Items listed in a dataset
┌──
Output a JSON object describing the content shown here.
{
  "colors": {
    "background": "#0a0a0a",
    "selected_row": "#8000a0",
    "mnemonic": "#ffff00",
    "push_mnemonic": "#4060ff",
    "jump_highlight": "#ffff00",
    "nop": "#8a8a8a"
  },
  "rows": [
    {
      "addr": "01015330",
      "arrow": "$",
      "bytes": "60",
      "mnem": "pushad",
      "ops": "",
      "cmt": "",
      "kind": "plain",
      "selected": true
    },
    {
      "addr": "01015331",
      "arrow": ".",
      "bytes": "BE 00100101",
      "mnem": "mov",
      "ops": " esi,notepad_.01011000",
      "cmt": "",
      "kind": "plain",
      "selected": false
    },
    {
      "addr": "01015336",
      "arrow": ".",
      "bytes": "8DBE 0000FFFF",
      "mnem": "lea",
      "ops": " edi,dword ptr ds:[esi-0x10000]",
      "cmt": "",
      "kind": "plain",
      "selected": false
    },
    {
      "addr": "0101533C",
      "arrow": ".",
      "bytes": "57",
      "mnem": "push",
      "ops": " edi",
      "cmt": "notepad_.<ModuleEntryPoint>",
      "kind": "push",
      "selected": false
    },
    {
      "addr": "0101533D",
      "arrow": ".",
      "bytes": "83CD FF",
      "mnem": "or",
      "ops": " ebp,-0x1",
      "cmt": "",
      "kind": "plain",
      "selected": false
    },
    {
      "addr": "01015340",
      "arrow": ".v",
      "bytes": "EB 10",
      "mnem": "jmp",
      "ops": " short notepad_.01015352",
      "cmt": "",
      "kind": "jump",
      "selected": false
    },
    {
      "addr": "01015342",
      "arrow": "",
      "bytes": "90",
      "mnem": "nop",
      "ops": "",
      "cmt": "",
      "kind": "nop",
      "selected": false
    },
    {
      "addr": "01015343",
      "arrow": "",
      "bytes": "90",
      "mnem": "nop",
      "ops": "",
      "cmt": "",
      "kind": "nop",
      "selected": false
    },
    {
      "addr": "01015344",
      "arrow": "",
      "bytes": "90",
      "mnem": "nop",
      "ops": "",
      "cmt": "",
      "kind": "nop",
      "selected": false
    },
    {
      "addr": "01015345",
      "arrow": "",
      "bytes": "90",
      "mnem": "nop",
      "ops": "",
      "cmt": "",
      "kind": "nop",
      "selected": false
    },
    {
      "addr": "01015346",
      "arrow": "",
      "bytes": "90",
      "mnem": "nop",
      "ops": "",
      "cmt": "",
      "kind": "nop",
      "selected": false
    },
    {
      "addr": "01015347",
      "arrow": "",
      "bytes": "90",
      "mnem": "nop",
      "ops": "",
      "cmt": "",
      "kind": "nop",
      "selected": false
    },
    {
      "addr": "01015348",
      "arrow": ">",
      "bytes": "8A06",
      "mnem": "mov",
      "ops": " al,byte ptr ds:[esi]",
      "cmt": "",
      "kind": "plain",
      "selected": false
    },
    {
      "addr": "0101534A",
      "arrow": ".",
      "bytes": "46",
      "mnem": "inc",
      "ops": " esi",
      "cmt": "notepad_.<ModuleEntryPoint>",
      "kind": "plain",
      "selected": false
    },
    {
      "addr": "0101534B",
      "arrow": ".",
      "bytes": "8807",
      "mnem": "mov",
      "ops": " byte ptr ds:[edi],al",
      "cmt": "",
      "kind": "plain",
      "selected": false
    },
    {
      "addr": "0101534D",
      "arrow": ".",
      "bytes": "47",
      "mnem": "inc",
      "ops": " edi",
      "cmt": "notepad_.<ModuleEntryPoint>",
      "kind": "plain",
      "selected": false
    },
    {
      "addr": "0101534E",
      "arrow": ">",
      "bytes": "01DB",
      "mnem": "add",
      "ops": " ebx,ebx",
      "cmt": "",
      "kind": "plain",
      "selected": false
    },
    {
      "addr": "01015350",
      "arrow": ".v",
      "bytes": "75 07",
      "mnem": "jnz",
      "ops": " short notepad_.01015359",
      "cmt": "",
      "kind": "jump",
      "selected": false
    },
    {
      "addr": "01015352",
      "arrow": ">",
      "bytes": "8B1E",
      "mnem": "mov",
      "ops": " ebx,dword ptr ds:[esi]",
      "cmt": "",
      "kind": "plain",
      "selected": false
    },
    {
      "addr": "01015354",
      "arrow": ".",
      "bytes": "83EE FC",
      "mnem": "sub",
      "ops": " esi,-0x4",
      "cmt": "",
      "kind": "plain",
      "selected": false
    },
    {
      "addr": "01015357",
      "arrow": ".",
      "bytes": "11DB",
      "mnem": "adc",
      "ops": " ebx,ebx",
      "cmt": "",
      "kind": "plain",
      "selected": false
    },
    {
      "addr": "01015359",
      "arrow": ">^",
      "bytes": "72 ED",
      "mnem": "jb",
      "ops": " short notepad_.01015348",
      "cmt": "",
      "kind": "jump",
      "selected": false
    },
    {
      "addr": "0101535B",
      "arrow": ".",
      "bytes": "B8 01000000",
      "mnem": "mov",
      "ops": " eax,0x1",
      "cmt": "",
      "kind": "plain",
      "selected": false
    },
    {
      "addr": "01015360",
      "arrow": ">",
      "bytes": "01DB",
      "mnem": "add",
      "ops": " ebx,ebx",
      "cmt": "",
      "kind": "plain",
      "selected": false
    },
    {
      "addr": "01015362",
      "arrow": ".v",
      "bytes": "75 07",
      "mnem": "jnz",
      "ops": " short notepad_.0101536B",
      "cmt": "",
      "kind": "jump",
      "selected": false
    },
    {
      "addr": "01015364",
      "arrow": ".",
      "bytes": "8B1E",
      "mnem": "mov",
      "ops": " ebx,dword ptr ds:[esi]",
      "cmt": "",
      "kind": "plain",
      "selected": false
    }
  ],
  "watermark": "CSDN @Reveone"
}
└──
• Directive
Look through the records above and report how many lines hold the word "short", giving only the number.

• Output for this task
4